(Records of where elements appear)
>>

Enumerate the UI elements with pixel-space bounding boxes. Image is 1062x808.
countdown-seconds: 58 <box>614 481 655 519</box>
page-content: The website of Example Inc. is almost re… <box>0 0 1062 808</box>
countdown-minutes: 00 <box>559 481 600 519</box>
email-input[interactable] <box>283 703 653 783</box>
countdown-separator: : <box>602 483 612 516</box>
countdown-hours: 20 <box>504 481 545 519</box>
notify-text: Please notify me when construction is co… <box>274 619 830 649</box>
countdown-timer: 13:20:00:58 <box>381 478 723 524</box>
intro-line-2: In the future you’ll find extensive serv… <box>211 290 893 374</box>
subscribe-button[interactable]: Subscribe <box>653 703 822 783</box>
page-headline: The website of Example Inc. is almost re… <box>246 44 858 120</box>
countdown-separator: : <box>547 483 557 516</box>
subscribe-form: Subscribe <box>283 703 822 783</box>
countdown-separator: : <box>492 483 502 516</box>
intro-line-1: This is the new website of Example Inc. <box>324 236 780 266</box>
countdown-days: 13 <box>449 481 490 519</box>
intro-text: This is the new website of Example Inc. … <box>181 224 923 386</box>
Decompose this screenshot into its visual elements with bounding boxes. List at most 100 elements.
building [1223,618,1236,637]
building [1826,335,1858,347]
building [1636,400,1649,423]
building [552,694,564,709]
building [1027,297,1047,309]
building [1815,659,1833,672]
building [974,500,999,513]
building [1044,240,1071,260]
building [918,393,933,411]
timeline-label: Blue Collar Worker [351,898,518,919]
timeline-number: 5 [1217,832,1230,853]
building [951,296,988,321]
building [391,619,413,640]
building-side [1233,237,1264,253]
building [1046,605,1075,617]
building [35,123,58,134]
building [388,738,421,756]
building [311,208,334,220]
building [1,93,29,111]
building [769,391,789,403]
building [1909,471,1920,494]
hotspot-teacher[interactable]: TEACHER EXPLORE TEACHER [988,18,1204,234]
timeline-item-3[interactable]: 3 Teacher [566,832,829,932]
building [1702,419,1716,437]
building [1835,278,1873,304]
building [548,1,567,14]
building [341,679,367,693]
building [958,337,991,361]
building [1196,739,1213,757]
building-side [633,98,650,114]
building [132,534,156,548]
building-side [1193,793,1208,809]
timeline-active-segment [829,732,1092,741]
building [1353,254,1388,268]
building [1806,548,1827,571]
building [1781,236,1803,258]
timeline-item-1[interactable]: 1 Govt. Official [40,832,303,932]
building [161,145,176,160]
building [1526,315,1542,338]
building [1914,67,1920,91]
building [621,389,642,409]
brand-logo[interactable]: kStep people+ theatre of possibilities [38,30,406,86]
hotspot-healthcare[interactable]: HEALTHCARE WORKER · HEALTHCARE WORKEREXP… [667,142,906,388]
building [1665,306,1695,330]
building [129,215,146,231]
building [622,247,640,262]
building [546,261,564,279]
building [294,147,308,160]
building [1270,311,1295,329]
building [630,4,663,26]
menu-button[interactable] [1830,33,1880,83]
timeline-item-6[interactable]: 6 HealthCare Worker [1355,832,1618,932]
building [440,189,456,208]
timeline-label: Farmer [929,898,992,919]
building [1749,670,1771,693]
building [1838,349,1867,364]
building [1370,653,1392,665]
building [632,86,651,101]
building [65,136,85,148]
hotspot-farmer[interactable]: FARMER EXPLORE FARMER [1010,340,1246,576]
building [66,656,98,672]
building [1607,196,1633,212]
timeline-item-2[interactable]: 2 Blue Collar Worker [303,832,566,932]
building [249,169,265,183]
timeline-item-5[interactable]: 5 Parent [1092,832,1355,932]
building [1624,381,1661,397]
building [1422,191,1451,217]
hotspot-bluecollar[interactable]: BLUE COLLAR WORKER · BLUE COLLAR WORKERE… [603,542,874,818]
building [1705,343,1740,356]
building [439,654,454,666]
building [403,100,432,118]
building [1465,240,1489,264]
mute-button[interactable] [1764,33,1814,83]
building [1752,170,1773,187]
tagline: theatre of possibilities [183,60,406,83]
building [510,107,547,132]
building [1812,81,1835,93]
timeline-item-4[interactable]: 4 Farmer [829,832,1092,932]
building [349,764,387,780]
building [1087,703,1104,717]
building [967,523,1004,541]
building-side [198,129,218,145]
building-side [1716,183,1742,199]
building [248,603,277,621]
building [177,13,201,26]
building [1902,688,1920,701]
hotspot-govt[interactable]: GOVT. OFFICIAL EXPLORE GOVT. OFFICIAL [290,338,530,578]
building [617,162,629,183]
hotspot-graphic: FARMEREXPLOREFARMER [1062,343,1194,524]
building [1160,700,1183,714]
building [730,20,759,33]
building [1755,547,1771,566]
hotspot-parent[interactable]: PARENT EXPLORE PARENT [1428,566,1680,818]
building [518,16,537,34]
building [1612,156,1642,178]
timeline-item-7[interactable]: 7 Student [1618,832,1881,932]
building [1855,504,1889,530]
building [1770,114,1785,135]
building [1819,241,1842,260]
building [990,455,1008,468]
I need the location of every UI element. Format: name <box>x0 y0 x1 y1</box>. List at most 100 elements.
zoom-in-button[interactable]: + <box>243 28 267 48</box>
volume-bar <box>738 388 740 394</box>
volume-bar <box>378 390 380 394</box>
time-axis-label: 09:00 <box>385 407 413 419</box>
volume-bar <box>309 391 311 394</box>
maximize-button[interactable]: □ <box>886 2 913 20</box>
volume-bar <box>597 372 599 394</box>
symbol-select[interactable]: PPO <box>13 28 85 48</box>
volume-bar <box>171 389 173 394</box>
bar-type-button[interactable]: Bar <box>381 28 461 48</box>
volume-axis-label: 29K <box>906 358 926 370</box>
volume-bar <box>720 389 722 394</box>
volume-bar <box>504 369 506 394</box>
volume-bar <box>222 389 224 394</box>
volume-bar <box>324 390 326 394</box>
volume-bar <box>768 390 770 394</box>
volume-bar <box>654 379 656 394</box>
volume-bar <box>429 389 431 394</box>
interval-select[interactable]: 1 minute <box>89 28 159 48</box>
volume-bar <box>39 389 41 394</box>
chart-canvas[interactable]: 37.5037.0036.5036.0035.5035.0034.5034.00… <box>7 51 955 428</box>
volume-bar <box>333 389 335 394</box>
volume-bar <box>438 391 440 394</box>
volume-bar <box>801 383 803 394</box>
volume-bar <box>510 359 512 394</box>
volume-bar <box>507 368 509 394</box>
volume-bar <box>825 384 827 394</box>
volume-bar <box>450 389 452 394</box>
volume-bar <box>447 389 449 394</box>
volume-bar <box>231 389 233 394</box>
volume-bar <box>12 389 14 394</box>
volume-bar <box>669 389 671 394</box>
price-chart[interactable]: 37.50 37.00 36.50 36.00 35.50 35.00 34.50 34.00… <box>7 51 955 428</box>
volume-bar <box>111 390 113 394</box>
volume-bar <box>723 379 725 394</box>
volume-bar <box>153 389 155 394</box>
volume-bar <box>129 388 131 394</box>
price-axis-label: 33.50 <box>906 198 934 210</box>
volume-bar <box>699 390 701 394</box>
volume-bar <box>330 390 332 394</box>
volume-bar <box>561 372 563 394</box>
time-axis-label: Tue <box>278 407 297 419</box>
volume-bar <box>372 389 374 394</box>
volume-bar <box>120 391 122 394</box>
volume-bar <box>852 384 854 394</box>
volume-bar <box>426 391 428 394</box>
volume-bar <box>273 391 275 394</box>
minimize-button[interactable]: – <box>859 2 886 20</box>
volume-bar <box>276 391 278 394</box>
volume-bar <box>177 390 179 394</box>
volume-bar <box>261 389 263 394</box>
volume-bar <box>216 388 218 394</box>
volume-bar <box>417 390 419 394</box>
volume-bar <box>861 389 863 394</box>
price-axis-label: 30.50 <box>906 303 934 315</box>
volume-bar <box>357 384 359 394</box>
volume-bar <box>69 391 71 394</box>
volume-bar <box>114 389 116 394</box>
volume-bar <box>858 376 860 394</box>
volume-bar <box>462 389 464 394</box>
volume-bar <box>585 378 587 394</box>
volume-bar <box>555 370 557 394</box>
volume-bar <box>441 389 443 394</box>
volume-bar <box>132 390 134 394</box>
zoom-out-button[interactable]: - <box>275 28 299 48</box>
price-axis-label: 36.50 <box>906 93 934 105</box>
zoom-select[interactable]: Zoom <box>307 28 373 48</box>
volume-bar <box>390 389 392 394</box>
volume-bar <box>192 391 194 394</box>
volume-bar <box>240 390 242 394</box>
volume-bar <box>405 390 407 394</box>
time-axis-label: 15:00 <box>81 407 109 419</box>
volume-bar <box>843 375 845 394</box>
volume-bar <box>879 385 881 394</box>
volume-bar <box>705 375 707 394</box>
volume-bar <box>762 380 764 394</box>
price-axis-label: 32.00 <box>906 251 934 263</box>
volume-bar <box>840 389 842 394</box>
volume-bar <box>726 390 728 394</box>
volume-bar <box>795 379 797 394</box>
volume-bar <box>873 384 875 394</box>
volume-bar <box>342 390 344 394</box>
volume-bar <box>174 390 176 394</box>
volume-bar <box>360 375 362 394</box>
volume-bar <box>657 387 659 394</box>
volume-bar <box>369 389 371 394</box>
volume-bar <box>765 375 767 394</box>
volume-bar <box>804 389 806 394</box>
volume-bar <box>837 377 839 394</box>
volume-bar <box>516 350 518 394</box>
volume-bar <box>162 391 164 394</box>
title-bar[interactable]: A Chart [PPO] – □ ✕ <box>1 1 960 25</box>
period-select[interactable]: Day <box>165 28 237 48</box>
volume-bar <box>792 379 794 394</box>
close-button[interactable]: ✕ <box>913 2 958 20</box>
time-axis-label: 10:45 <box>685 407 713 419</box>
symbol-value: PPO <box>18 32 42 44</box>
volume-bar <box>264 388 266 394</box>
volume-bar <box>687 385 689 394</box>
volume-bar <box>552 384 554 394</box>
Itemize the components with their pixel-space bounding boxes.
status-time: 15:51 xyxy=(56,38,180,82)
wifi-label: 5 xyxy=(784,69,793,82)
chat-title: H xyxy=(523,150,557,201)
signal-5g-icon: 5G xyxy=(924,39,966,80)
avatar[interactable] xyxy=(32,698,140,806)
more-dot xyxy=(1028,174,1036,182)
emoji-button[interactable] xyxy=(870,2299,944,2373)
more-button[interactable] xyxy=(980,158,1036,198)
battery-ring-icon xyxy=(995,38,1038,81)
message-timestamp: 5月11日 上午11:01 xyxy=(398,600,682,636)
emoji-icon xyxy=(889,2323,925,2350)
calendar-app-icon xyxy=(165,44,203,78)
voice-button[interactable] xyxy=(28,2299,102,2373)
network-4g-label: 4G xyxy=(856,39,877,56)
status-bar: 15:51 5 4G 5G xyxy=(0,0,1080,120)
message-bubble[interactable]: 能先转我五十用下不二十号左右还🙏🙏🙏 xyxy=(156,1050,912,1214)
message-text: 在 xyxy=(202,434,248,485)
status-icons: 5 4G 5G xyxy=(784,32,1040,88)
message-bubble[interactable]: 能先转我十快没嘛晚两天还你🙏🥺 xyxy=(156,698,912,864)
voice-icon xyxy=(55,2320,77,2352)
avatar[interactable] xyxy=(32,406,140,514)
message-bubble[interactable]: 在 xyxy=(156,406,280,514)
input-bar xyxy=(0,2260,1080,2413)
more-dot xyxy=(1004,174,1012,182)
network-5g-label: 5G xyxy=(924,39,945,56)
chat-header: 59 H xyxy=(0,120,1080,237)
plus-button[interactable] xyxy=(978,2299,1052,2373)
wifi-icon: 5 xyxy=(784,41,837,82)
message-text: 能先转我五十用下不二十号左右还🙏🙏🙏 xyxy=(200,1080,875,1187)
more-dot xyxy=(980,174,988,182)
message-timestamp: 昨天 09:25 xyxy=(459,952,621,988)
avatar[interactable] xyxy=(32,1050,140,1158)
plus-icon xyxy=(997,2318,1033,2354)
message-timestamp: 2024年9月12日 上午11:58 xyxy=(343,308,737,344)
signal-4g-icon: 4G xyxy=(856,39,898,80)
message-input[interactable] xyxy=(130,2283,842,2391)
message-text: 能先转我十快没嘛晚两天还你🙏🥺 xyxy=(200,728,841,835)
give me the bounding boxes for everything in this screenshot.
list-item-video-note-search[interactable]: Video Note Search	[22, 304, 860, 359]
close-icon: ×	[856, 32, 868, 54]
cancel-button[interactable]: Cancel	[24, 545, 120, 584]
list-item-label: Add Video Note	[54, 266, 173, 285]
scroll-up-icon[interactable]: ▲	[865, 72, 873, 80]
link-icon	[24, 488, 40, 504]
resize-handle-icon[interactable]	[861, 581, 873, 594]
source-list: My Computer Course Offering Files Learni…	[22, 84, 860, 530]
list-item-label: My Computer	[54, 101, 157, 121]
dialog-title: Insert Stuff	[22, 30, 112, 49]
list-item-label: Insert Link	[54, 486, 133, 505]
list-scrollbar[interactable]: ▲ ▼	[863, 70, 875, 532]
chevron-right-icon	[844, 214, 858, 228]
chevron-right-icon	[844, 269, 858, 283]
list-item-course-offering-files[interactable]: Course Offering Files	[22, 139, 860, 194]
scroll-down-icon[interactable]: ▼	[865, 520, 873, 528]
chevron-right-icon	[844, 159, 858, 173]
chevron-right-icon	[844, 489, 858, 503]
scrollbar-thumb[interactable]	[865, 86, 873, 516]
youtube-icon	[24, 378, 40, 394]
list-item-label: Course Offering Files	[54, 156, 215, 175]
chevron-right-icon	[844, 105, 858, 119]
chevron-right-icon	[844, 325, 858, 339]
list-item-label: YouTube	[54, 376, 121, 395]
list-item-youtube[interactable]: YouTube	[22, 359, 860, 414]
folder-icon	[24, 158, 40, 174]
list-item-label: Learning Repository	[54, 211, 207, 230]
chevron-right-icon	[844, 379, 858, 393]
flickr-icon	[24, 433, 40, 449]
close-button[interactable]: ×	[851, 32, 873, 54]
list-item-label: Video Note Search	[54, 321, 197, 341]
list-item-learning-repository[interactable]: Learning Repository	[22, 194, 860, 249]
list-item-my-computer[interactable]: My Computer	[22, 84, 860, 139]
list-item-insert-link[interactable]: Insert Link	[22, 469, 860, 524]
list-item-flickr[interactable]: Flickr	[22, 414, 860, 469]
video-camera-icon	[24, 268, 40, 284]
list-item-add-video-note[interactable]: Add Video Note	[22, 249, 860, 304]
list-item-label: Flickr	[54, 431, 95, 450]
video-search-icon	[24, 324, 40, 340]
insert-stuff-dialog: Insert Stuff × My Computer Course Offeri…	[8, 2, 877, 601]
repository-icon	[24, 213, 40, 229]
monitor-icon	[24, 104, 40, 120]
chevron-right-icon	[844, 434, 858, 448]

<<

Task prompt - Can you reproduce the material word for word, starting at its first line and stopping after the line that contains "building [391,619,413,640]"?

Result of this task -
Enumerate the UI elements with pixel-space bounding boxes. Image is 1062x808.
countdown-seconds: 58 <box>614 481 655 519</box>
page-content: The website of Example Inc. is almost re… <box>0 0 1062 808</box>
countdown-minutes: 00 <box>559 481 600 519</box>
email-input[interactable] <box>283 703 653 783</box>
countdown-separator: : <box>602 483 612 516</box>
countdown-hours: 20 <box>504 481 545 519</box>
notify-text: Please notify me when construction is co… <box>274 619 830 649</box>
countdown-timer: 13:20:00:58 <box>381 478 723 524</box>
intro-line-2: In the future you’ll find extensive serv… <box>211 290 893 374</box>
subscribe-button[interactable]: Subscribe <box>653 703 822 783</box>
page-headline: The website of Example Inc. is almost re… <box>246 44 858 120</box>
countdown-separator: : <box>547 483 557 516</box>
subscribe-form: Subscribe <box>283 703 822 783</box>
countdown-separator: : <box>492 483 502 516</box>
intro-line-1: This is the new website of Example Inc. <box>324 236 780 266</box>
countdown-days: 13 <box>449 481 490 519</box>
intro-text: This is the new website of Example Inc. … <box>181 224 923 386</box>
Decompose this screenshot into its visual elements with bounding boxes. List at most 100 elements.
building [1223,618,1236,637]
building [1826,335,1858,347]
building [1636,400,1649,423]
building [552,694,564,709]
building [1027,297,1047,309]
building [1815,659,1833,672]
building [974,500,999,513]
building [1044,240,1071,260]
building [918,393,933,411]
timeline-label: Blue Collar Worker [351,898,518,919]
timeline-number: 5 [1217,832,1230,853]
building [951,296,988,321]
building [391,619,413,640]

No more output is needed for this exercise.